> **WHAT THIS TASK INVOLVES**: All lines with the word "Year" must be pulled from the entries below.

> **Figure collection entries**:

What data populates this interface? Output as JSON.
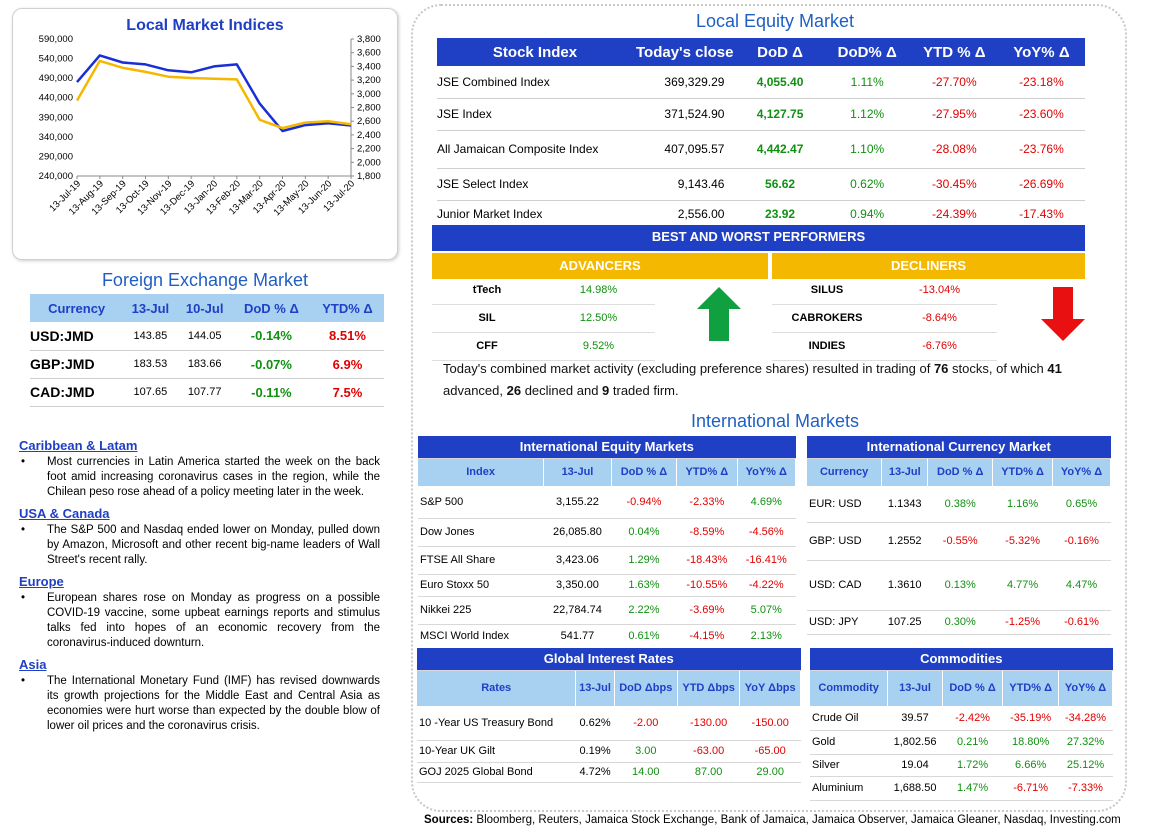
{
  "indices_chart": {
    "title": "Local Market Indices",
    "left_ticks": [
      "590,000",
      "540,000",
      "490,000",
      "440,000",
      "390,000",
      "340,000",
      "290,000",
      "240,000"
    ],
    "right_ticks": [
      "3,800",
      "3,600",
      "3,400",
      "3,200",
      "3,000",
      "2,800",
      "2,600",
      "2,400",
      "2,200",
      "2,000",
      "1,800"
    ],
    "x_ticks": [
      "13-Jul-19",
      "13-Aug-19",
      "13-Sep-19",
      "13-Oct-19",
      "13-Nov-19",
      "13-Dec-19",
      "13-Jan-20",
      "13-Feb-20",
      "13-Mar-20",
      "13-Apr-20",
      "13-May-20",
      "13-Jun-20",
      "13-Jul-20"
    ],
    "colors": {
      "blue": "#1a2ed6",
      "gold": "#f5b800"
    }
  },
  "chart_data": {
    "type": "line",
    "title": "Local Market Indices",
    "x": [
      "13-Jul-19",
      "13-Aug-19",
      "13-Sep-19",
      "13-Oct-19",
      "13-Nov-19",
      "13-Dec-19",
      "13-Jan-20",
      "13-Feb-20",
      "13-Mar-20",
      "13-Apr-20",
      "13-May-20",
      "13-Jun-20",
      "13-Jul-20"
    ],
    "ylim_left": [
      240000,
      590000
    ],
    "ylim_right": [
      1800,
      3800
    ],
    "series": [
      {
        "axis": "left",
        "color": "#1a2ed6",
        "values": [
          480000,
          548000,
          530000,
          525000,
          510000,
          505000,
          520000,
          525000,
          425000,
          355000,
          370000,
          375000,
          369000
        ]
      },
      {
        "axis": "right",
        "color": "#f5b800",
        "values": [
          2900,
          3480,
          3380,
          3320,
          3250,
          3230,
          3220,
          3210,
          2620,
          2500,
          2580,
          2600,
          2556
        ]
      }
    ]
  },
  "fx": {
    "title": "Foreign Exchange Market",
    "headers": [
      "Currency",
      "13-Jul",
      "10-Jul",
      "DoD % Δ",
      "YTD% Δ"
    ],
    "rows": [
      [
        "USD:JMD",
        "143.85",
        "144.05",
        "-0.14%",
        "8.51%"
      ],
      [
        "GBP:JMD",
        "183.53",
        "183.66",
        "-0.07%",
        "6.9%"
      ],
      [
        "CAD:JMD",
        "107.65",
        "107.77",
        "-0.11%",
        "7.5%"
      ]
    ]
  },
  "news": [
    {
      "head": "Caribbean & Latam",
      "text": "Most currencies in Latin America started the week on the back foot amid increasing coronavirus cases in the region, while the Chilean peso rose ahead of a policy meeting later in the week."
    },
    {
      "head": "USA & Canada",
      "text": "The S&P 500 and Nasdaq ended lower on Monday, pulled down by Amazon, Microsoft and other recent big-name leaders of Wall Street's recent rally."
    },
    {
      "head": "Europe",
      "text": "European shares rose on Monday as progress on a possible COVID-19 vaccine, some upbeat earnings reports and stimulus talks fed into hopes of an economic recovery from the coronavirus-induced downturn."
    },
    {
      "head": "Asia",
      "text": "The International Monetary Fund (IMF) has revised downwards its growth projections for the Middle East and Central Asia as economies were hurt worse than expected by the double blow of lower oil prices and the coronavirus crisis."
    }
  ],
  "equity": {
    "title": "Local Equity Market",
    "headers": [
      "Stock Index",
      "Today's close",
      "DoD  Δ",
      "DoD% Δ",
      "YTD % Δ",
      "YoY% Δ"
    ],
    "rows": [
      [
        "JSE Combined Index",
        "369,329.29",
        "4,055.40",
        "1.11%",
        "-27.70%",
        "-23.18%"
      ],
      [
        "JSE Index",
        "371,524.90",
        "4,127.75",
        "1.12%",
        "-27.95%",
        "-23.60%"
      ],
      [
        "All Jamaican Composite Index",
        "407,095.57",
        "4,442.47",
        "1.10%",
        "-28.08%",
        "-23.76%"
      ],
      [
        "JSE Select Index",
        "9,143.46",
        "56.62",
        "0.62%",
        "-30.45%",
        "-26.69%"
      ],
      [
        "Junior Market Index",
        "2,556.00",
        "23.92",
        "0.94%",
        "-24.39%",
        "-17.43%"
      ]
    ]
  },
  "performers": {
    "title": "BEST AND WORST PERFORMERS",
    "adv_label": "ADVANCERS",
    "dec_label": "DECLINERS",
    "advancers": [
      [
        "tTech",
        "14.98%"
      ],
      [
        "SIL",
        "12.50%"
      ],
      [
        "CFF",
        "9.52%"
      ]
    ],
    "decliners": [
      [
        "SILUS",
        "-13.04%"
      ],
      [
        "CABROKERS",
        "-8.64%"
      ],
      [
        "INDIES",
        "-6.76%"
      ]
    ],
    "colors": {
      "up": "#10a040",
      "down": "#e81010"
    }
  },
  "summary": {
    "t1": "Today's combined market activity (excluding preference shares) resulted in trading of ",
    "n1": "76",
    "t2": " stocks, of which ",
    "n2": "41",
    "t3": " advanced, ",
    "n3": "26",
    "t4": " declined and ",
    "n4": "9",
    "t5": " traded firm."
  },
  "intl": {
    "title": "International Markets",
    "equity": {
      "title": "International Equity Markets",
      "headers": [
        "Index",
        "13-Jul",
        "DoD % Δ",
        "YTD% Δ",
        "YoY% Δ"
      ],
      "rows": [
        [
          "S&P 500",
          "3,155.22",
          "-0.94%",
          "-2.33%",
          "4.69%"
        ],
        [
          "Dow Jones",
          "26,085.80",
          "0.04%",
          "-8.59%",
          "-4.56%"
        ],
        [
          "FTSE All Share",
          "3,423.06",
          "1.29%",
          "-18.43%",
          "-16.41%"
        ],
        [
          "Euro Stoxx 50",
          "3,350.00",
          "1.63%",
          "-10.55%",
          "-4.22%"
        ],
        [
          "Nikkei 225",
          "22,784.74",
          "2.22%",
          "-3.69%",
          "5.07%"
        ],
        [
          "MSCI World Index",
          "541.77",
          "0.61%",
          "-4.15%",
          "2.13%"
        ]
      ]
    },
    "currency": {
      "title": "International Currency Market",
      "headers": [
        "Currency",
        "13-Jul",
        "DoD % Δ",
        "YTD% Δ",
        "YoY% Δ"
      ],
      "rows": [
        [
          "EUR: USD",
          "1.1343",
          "0.38%",
          "1.16%",
          "0.65%"
        ],
        [
          "GBP: USD",
          "1.2552",
          "-0.55%",
          "-5.32%",
          "-0.16%"
        ],
        [
          "USD: CAD",
          "1.3610",
          "0.13%",
          "4.77%",
          "4.47%"
        ],
        [
          "USD: JPY",
          "107.25",
          "0.30%",
          "-1.25%",
          "-0.61%"
        ]
      ]
    },
    "rates": {
      "title": "Global Interest Rates",
      "headers": [
        "Rates",
        "13-Jul",
        "DoD Δbps",
        "YTD Δbps",
        "YoY Δbps"
      ],
      "rows": [
        [
          "10 -Year US Treasury Bond",
          "0.62%",
          "-2.00",
          "-130.00",
          "-150.00"
        ],
        [
          "10-Year UK Gilt",
          "0.19%",
          "3.00",
          "-63.00",
          "-65.00"
        ],
        [
          "GOJ 2025 Global Bond",
          "4.72%",
          "14.00",
          "87.00",
          "29.00"
        ]
      ]
    },
    "commod": {
      "title": "Commodities",
      "headers": [
        "Commodity",
        "13-Jul",
        "DoD % Δ",
        "YTD% Δ",
        "YoY% Δ"
      ],
      "rows": [
        [
          "Crude Oil",
          "39.57",
          "-2.42%",
          "-35.19%",
          "-34.28%"
        ],
        [
          "Gold",
          "1,802.56",
          "0.21%",
          "18.80%",
          "27.32%"
        ],
        [
          "Silver",
          "19.04",
          "1.72%",
          "6.66%",
          "25.12%"
        ],
        [
          "Aluminium",
          "1,688.50",
          "1.47%",
          "-6.71%",
          "-7.33%"
        ]
      ]
    }
  },
  "sources": {
    "label": "Sources:",
    "text": " Bloomberg, Reuters, Jamaica Stock Exchange, Bank of Jamaica, Jamaica Observer, Jamaica Gleaner, Nasdaq, Investing.com"
  }
}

> **EXERCISE OUTPUT**:
          "10 -Year US Treasury Bond",
          "10-Year UK Gilt",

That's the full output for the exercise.